**Set exercise:** From the line that holds "Extract the structured" down to the last line of the listing below, reproduce each line exactly and nothing more, omitting pictures.

◆ ◆ ◆ ◆

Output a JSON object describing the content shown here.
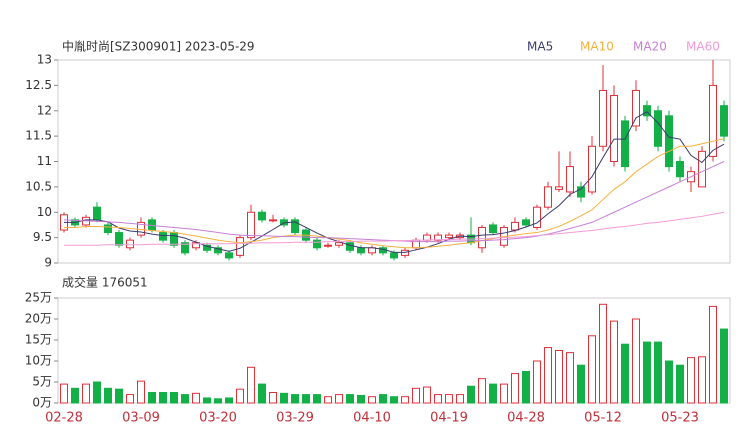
{
  "chart_data": [
    {
      "type": "candlestick",
      "title": "中胤时尚[SZ300901] 2023-05-29",
      "categories": [
        "02-28",
        null,
        null,
        null,
        null,
        null,
        null,
        "03-09",
        null,
        null,
        null,
        null,
        null,
        null,
        "03-20",
        null,
        null,
        null,
        null,
        null,
        null,
        "03-29",
        null,
        null,
        null,
        null,
        null,
        null,
        "04-10",
        null,
        null,
        null,
        null,
        null,
        null,
        "04-19",
        null,
        null,
        null,
        null,
        null,
        null,
        "04-28",
        null,
        null,
        null,
        null,
        null,
        null,
        "05-12",
        null,
        null,
        null,
        null,
        null,
        null,
        "05-23",
        null,
        null,
        null,
        null
      ],
      "open": [
        9.65,
        9.85,
        9.75,
        10.1,
        9.75,
        9.6,
        9.3,
        9.55,
        9.85,
        9.6,
        9.6,
        9.4,
        9.3,
        9.35,
        9.3,
        9.2,
        9.15,
        9.5,
        10.0,
        9.85,
        9.85,
        9.85,
        9.65,
        9.45,
        9.35,
        9.35,
        9.4,
        9.3,
        9.2,
        9.3,
        9.2,
        9.15,
        9.3,
        9.45,
        9.45,
        9.5,
        9.5,
        9.55,
        9.3,
        9.75,
        9.35,
        9.65,
        9.85,
        9.7,
        10.1,
        10.45,
        10.4,
        10.5,
        10.4,
        11.3,
        11.0,
        11.8,
        11.7,
        12.1,
        12.0,
        11.9,
        11.0,
        10.6,
        10.5,
        11.1,
        12.1
      ],
      "high": [
        10.0,
        9.9,
        9.95,
        10.2,
        9.8,
        9.65,
        9.5,
        9.9,
        9.9,
        9.65,
        9.65,
        9.45,
        9.45,
        9.4,
        9.35,
        9.25,
        9.55,
        10.15,
        10.05,
        9.95,
        9.9,
        9.9,
        9.7,
        9.5,
        9.4,
        9.45,
        9.45,
        9.35,
        9.35,
        9.35,
        9.25,
        9.3,
        9.5,
        9.6,
        9.6,
        9.6,
        9.6,
        9.9,
        9.75,
        9.8,
        9.75,
        9.9,
        9.9,
        10.15,
        10.6,
        11.2,
        11.2,
        10.6,
        11.5,
        12.9,
        12.5,
        11.9,
        12.6,
        12.2,
        12.1,
        12.0,
        11.1,
        10.9,
        11.3,
        13.0,
        12.2
      ],
      "low": [
        9.6,
        9.7,
        9.7,
        9.8,
        9.55,
        9.3,
        9.25,
        9.5,
        9.6,
        9.4,
        9.3,
        9.15,
        9.25,
        9.2,
        9.15,
        9.05,
        9.1,
        9.45,
        9.8,
        9.8,
        9.7,
        9.55,
        9.4,
        9.25,
        9.3,
        9.3,
        9.2,
        9.15,
        9.15,
        9.15,
        9.05,
        9.1,
        9.25,
        9.4,
        9.4,
        9.45,
        9.45,
        9.35,
        9.2,
        9.55,
        9.3,
        9.6,
        9.7,
        9.65,
        10.05,
        10.4,
        10.3,
        10.2,
        10.35,
        11.2,
        10.9,
        10.8,
        11.6,
        11.8,
        11.2,
        10.8,
        10.6,
        10.4,
        10.5,
        11.0,
        11.4
      ],
      "close": [
        9.95,
        9.75,
        9.9,
        9.85,
        9.6,
        9.35,
        9.45,
        9.8,
        9.65,
        9.45,
        9.35,
        9.2,
        9.4,
        9.25,
        9.2,
        9.1,
        9.5,
        10.0,
        9.85,
        9.85,
        9.75,
        9.6,
        9.45,
        9.3,
        9.35,
        9.4,
        9.25,
        9.2,
        9.3,
        9.2,
        9.1,
        9.25,
        9.45,
        9.55,
        9.55,
        9.55,
        9.55,
        9.4,
        9.7,
        9.6,
        9.7,
        9.8,
        9.75,
        10.1,
        10.5,
        10.5,
        10.9,
        10.3,
        11.3,
        12.4,
        12.3,
        10.9,
        12.4,
        11.9,
        11.3,
        10.9,
        10.7,
        10.8,
        11.2,
        12.5,
        11.5
      ],
      "up_color": "#e0303a",
      "down_color": "#12b046",
      "series": [
        {
          "name": "MA5",
          "color": "#3a3a6e",
          "values": [
            9.8,
            9.8,
            9.85,
            9.85,
            9.81,
            9.69,
            9.63,
            9.61,
            9.57,
            9.54,
            9.54,
            9.49,
            9.41,
            9.33,
            9.28,
            9.23,
            9.29,
            9.41,
            9.53,
            9.66,
            9.79,
            9.81,
            9.7,
            9.59,
            9.49,
            9.42,
            9.35,
            9.3,
            9.3,
            9.27,
            9.21,
            9.21,
            9.26,
            9.31,
            9.38,
            9.47,
            9.53,
            9.52,
            9.55,
            9.56,
            9.59,
            9.64,
            9.71,
            9.79,
            9.97,
            10.13,
            10.35,
            10.46,
            10.7,
            11.08,
            11.44,
            11.44,
            11.86,
            11.98,
            11.76,
            11.48,
            11.44,
            11.12,
            10.98,
            11.22,
            11.34
          ]
        },
        {
          "name": "MA10",
          "color": "#f5b13d",
          "values": [
            9.7,
            9.7,
            9.72,
            9.72,
            9.71,
            9.7,
            9.68,
            9.66,
            9.64,
            9.62,
            9.6,
            9.57,
            9.53,
            9.49,
            9.45,
            9.42,
            9.4,
            9.42,
            9.45,
            9.5,
            9.53,
            9.55,
            9.55,
            9.53,
            9.5,
            9.47,
            9.44,
            9.4,
            9.37,
            9.34,
            9.32,
            9.3,
            9.3,
            9.31,
            9.33,
            9.35,
            9.38,
            9.4,
            9.44,
            9.48,
            9.52,
            9.55,
            9.58,
            9.6,
            9.65,
            9.72,
            9.82,
            9.93,
            10.05,
            10.25,
            10.45,
            10.6,
            10.8,
            10.95,
            11.1,
            11.2,
            11.3,
            11.3,
            11.35,
            11.4,
            11.45
          ]
        },
        {
          "name": "MA20",
          "color": "#c77fd6",
          "values": [
            9.85,
            9.84,
            9.83,
            9.82,
            9.81,
            9.8,
            9.78,
            9.76,
            9.74,
            9.72,
            9.7,
            9.68,
            9.66,
            9.63,
            9.6,
            9.57,
            9.55,
            9.54,
            9.54,
            9.53,
            9.52,
            9.52,
            9.51,
            9.5,
            9.5,
            9.49,
            9.48,
            9.47,
            9.46,
            9.45,
            9.44,
            9.43,
            9.42,
            9.42,
            9.42,
            9.43,
            9.43,
            9.44,
            9.44,
            9.45,
            9.46,
            9.48,
            9.5,
            9.53,
            9.57,
            9.62,
            9.68,
            9.74,
            9.8,
            9.9,
            10.0,
            10.1,
            10.2,
            10.3,
            10.4,
            10.5,
            10.6,
            10.7,
            10.8,
            10.9,
            11.0
          ]
        },
        {
          "name": "MA60",
          "color": "#f29bd6",
          "values": [
            9.35,
            9.35,
            9.35,
            9.35,
            9.36,
            9.36,
            9.36,
            9.36,
            9.37,
            9.37,
            9.37,
            9.37,
            9.38,
            9.38,
            9.38,
            9.38,
            9.39,
            9.39,
            9.4,
            9.4,
            9.4,
            9.41,
            9.41,
            9.41,
            9.42,
            9.42,
            9.42,
            9.43,
            9.43,
            9.43,
            9.44,
            9.44,
            9.45,
            9.45,
            9.46,
            9.46,
            9.47,
            9.47,
            9.48,
            9.49,
            9.5,
            9.51,
            9.52,
            9.54,
            9.56,
            9.58,
            9.6,
            9.62,
            9.64,
            9.67,
            9.7,
            9.72,
            9.75,
            9.78,
            9.8,
            9.83,
            9.86,
            9.89,
            9.92,
            9.96,
            10.0
          ]
        }
      ],
      "ylim": [
        9,
        13
      ],
      "yticks": [
        9,
        9.5,
        10,
        10.5,
        11,
        11.5,
        12,
        12.5,
        13
      ]
    },
    {
      "type": "bar",
      "title": "成交量 176051",
      "values": [
        45000,
        35000,
        45000,
        50000,
        35000,
        33000,
        20000,
        52000,
        25000,
        25000,
        25000,
        20000,
        23000,
        12000,
        10000,
        12000,
        33000,
        85000,
        45000,
        25000,
        23000,
        20000,
        20000,
        20000,
        15000,
        20000,
        20000,
        18000,
        15000,
        20000,
        15000,
        15000,
        35000,
        38000,
        20000,
        20000,
        20000,
        40000,
        58000,
        45000,
        45000,
        70000,
        75000,
        100000,
        132000,
        125000,
        120000,
        90000,
        160000,
        235000,
        195000,
        140000,
        200000,
        145000,
        145000,
        100000,
        90000,
        108000,
        110000,
        230000,
        176051
      ],
      "ylim": [
        0,
        250000
      ],
      "yticks": [
        {
          "value": 0,
          "label": "0万"
        },
        {
          "value": 50000,
          "label": "5万"
        },
        {
          "value": 100000,
          "label": "10万"
        },
        {
          "value": 150000,
          "label": "15万"
        },
        {
          "value": 200000,
          "label": "20万"
        },
        {
          "value": 250000,
          "label": "25万"
        }
      ]
    }
  ]
}
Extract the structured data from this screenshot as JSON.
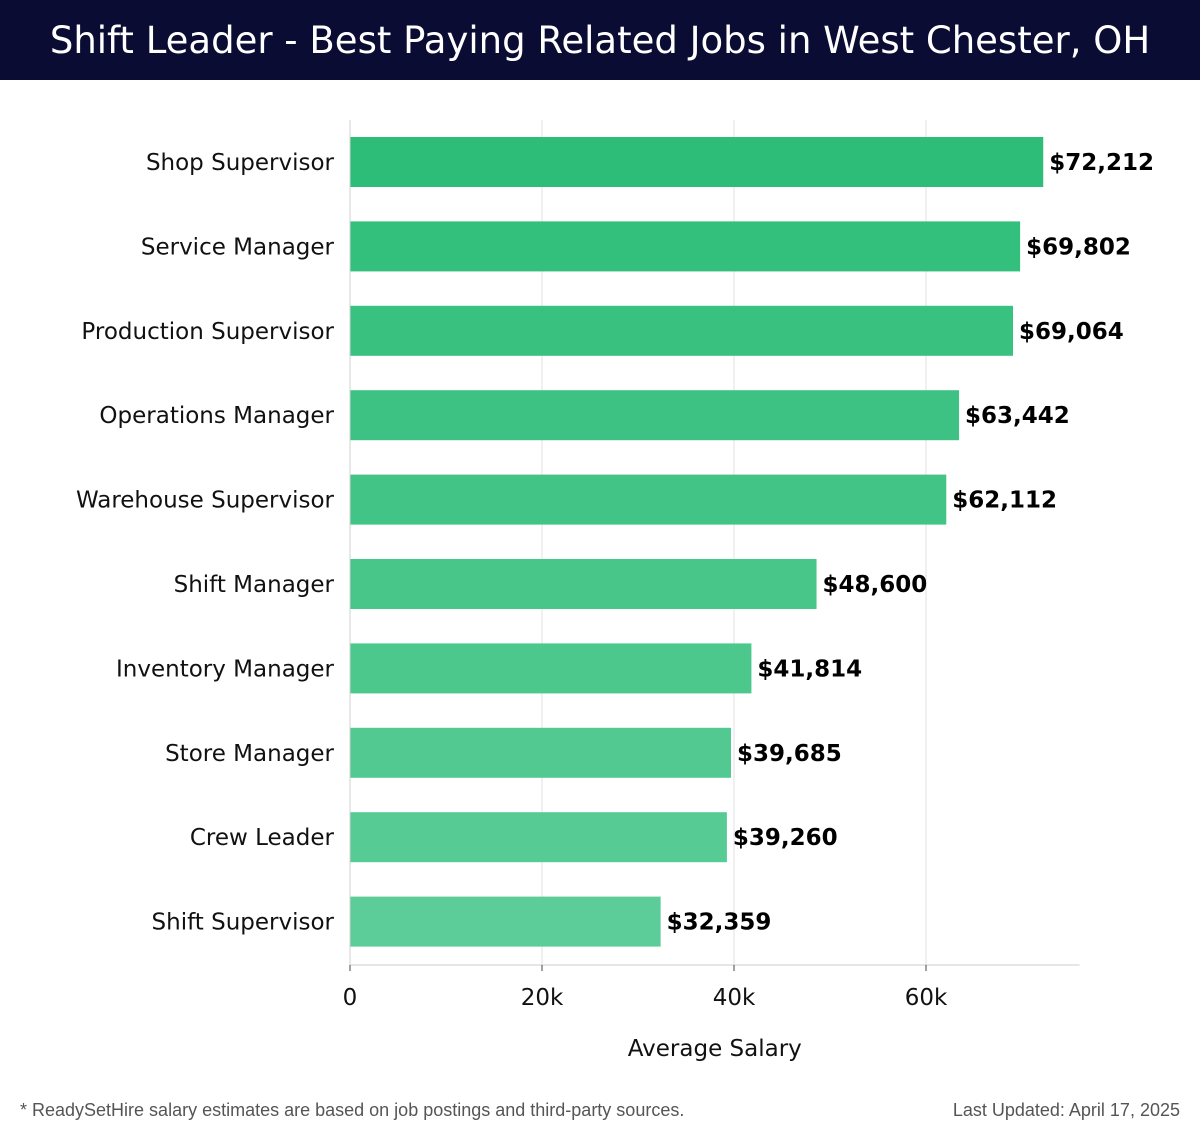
{
  "header": {
    "title": "Shift Leader - Best Paying Related Jobs in West Chester, OH",
    "background": "#0b0c33"
  },
  "footer": {
    "note": "* ReadySetHire salary estimates are based on job postings and third-party sources.",
    "updated": "Last Updated: April 17, 2025"
  },
  "colors": {
    "bar_top": "#2ebd78",
    "bar_bottom": "#5ccd98",
    "grid": "#e2e2e2"
  },
  "chart_data": {
    "type": "bar",
    "orientation": "horizontal",
    "categories": [
      "Shop Supervisor",
      "Service Manager",
      "Production Supervisor",
      "Operations Manager",
      "Warehouse Supervisor",
      "Shift Manager",
      "Inventory Manager",
      "Store Manager",
      "Crew Leader",
      "Shift Supervisor"
    ],
    "values": [
      72212,
      69802,
      69064,
      63442,
      62112,
      48600,
      41814,
      39685,
      39260,
      32359
    ],
    "value_labels": [
      "$72,212",
      "$69,802",
      "$69,064",
      "$63,442",
      "$62,112",
      "$48,600",
      "$41,814",
      "$39,685",
      "$39,260",
      "$32,359"
    ],
    "xlabel": "Average Salary",
    "ylabel": "",
    "xlim": [
      0,
      76000
    ],
    "xticks": [
      0,
      20000,
      40000,
      60000
    ],
    "xtick_labels": [
      "0",
      "20k",
      "40k",
      "60k"
    ],
    "grid": true
  }
}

◆ ◆ ◆ ◆

**Answer to this task:**
Extract the structured data from this screenshot as JSON.
{
  "header": {
    "title": "Shift Leader - Best Paying Related Jobs in West Chester, OH",
    "background": "#0b0c33"
  },
  "footer": {
    "note": "* ReadySetHire salary estimates are based on job postings and third-party sources.",
    "updated": "Last Updated: April 17, 2025"
  },
  "colors": {
    "bar_top": "#2ebd78",
    "bar_bottom": "#5ccd98",
    "grid": "#e2e2e2"
  },
  "chart_data": {
    "type": "bar",
    "orientation": "horizontal",
    "categories": [
      "Shop Supervisor",
      "Service Manager",
      "Production Supervisor",
      "Operations Manager",
      "Warehouse Supervisor",
      "Shift Manager",
      "Inventory Manager",
      "Store Manager",
      "Crew Leader",
      "Shift Supervisor"
    ],
    "values": [
      72212,
      69802,
      69064,
      63442,
      62112,
      48600,
      41814,
      39685,
      39260,
      32359
    ],
    "value_labels": [
      "$72,212",
      "$69,802",
      "$69,064",
      "$63,442",
      "$62,112",
      "$48,600",
      "$41,814",
      "$39,685",
      "$39,260",
      "$32,359"
    ],
    "xlabel": "Average Salary",
    "ylabel": "",
    "xlim": [
      0,
      76000
    ],
    "xticks": [
      0,
      20000,
      40000,
      60000
    ],
    "xtick_labels": [
      "0",
      "20k",
      "40k",
      "60k"
    ],
    "grid": true
  }
}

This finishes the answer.